__What is required__
Whenever a line below holds the word "Budi", copy that line.

===== Data supplied =====

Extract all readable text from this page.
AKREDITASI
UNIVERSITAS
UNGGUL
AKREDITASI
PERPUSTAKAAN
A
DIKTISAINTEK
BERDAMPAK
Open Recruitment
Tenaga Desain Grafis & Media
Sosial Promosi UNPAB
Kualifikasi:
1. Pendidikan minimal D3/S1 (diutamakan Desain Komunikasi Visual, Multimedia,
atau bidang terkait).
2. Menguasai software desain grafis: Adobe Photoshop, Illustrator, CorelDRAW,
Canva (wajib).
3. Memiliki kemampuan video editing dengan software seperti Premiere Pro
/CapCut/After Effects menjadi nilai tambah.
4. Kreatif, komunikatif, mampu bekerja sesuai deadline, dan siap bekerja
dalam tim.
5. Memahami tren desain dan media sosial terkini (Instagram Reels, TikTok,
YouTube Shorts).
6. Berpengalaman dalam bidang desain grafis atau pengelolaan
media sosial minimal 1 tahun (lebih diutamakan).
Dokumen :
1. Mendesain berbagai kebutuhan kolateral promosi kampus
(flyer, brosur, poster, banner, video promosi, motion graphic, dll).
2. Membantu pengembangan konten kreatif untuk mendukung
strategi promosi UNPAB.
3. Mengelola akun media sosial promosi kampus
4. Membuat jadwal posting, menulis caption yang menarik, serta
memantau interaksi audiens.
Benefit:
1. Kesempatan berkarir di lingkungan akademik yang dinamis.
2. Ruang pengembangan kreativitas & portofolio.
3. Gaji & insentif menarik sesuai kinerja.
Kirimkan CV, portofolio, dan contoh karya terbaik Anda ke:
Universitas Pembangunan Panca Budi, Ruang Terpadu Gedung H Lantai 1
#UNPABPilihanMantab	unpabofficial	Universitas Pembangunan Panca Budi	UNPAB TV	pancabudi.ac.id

=====

__Solved exercise__
Universitas Pembangunan Panca Budi, Ruang Terpadu Gedung H Lantai 1
#UNPABPilihanMantab	unpabofficial	Universitas Pembangunan Panca Budi	UNPAB TV	pancabudi.ac.id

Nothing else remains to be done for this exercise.